- _OBJECTIVE_
Reproduce the listing word for word. Skip any image.

- _LISTED ENTRIES_

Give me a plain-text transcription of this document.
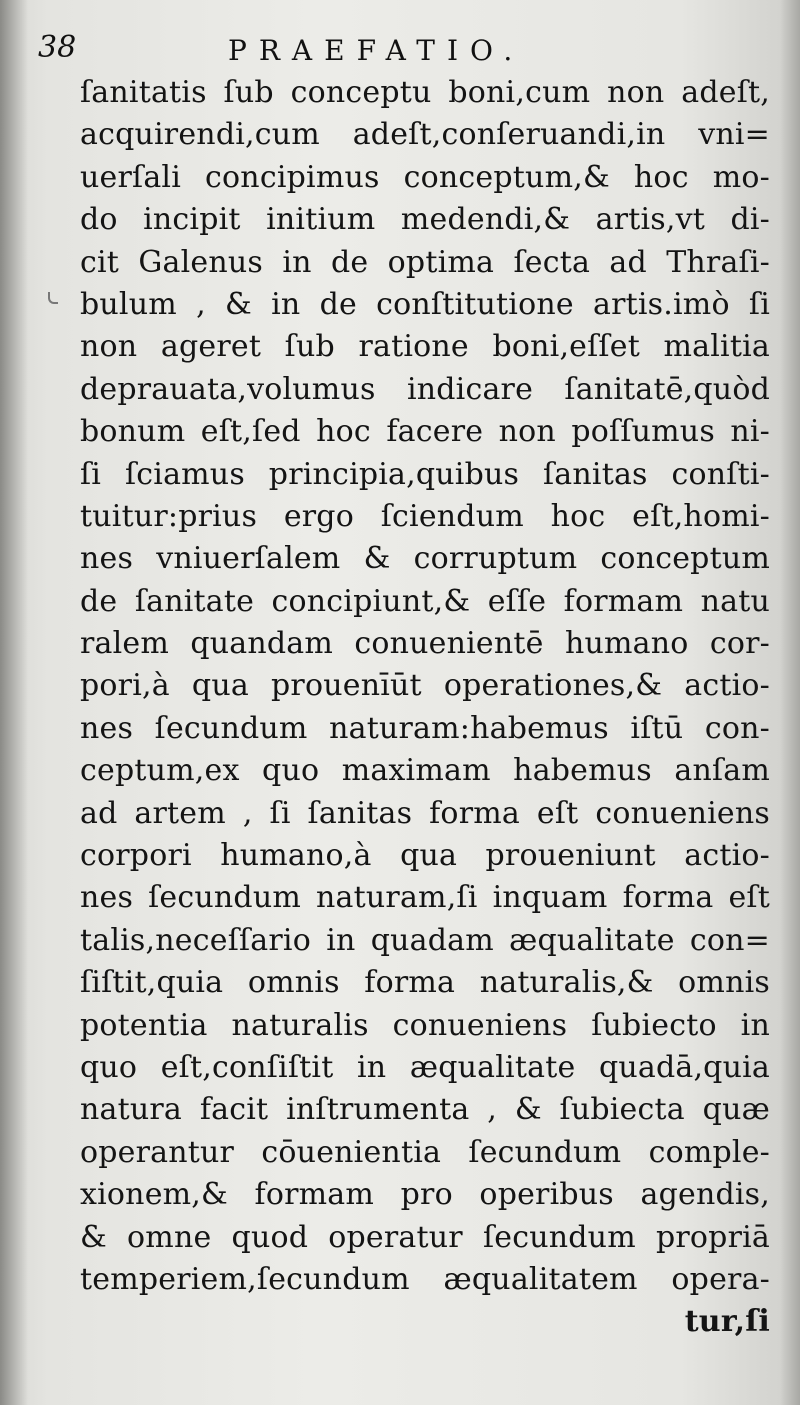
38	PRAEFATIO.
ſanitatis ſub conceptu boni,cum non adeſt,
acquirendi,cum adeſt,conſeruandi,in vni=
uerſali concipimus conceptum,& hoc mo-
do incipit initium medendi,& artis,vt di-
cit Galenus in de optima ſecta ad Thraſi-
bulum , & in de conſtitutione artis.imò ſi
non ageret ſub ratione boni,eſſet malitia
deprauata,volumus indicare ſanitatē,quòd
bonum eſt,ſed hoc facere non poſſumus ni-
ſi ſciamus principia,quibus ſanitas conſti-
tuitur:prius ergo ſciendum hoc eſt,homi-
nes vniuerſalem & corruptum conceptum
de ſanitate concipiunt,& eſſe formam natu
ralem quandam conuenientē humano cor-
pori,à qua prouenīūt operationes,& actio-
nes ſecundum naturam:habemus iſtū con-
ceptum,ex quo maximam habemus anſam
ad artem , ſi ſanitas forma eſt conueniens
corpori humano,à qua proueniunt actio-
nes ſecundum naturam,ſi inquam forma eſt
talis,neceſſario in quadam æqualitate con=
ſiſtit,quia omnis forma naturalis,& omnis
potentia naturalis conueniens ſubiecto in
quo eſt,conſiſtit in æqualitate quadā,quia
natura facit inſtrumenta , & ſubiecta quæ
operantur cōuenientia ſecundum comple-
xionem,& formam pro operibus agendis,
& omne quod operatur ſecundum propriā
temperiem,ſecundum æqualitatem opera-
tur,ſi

- _EXERCISE SOLUTION_
Give me a plain-text transcription of this document.
38	PRAEFATIO.
ſanitatis ſub conceptu boni,cum non adeſt,
acquirendi,cum adeſt,conſeruandi,in vni=
uerſali concipimus conceptum,& hoc mo-
do incipit initium medendi,& artis,vt di-
cit Galenus in de optima ſecta ad Thraſi-
bulum , & in de conſtitutione artis.imò ſi
non ageret ſub ratione boni,eſſet malitia
deprauata,volumus indicare ſanitatē,quòd
bonum eſt,ſed hoc facere non poſſumus ni-
ſi ſciamus principia,quibus ſanitas conſti-
tuitur:prius ergo ſciendum hoc eſt,homi-
nes vniuerſalem & corruptum conceptum
de ſanitate concipiunt,& eſſe formam natu
ralem quandam conuenientē humano cor-
pori,à qua prouenīūt operationes,& actio-
nes ſecundum naturam:habemus iſtū con-
ceptum,ex quo maximam habemus anſam
ad artem , ſi ſanitas forma eſt conueniens
corpori humano,à qua proueniunt actio-
nes ſecundum naturam,ſi inquam forma eſt
talis,neceſſario in quadam æqualitate con=
ſiſtit,quia omnis forma naturalis,& omnis
potentia naturalis conueniens ſubiecto in
quo eſt,conſiſtit in æqualitate quadā,quia
natura facit inſtrumenta , & ſubiecta quæ
operantur cōuenientia ſecundum comple-
xionem,& formam pro operibus agendis,
& omne quod operatur ſecundum propriā
temperiem,ſecundum æqualitatem opera-
tur,ſi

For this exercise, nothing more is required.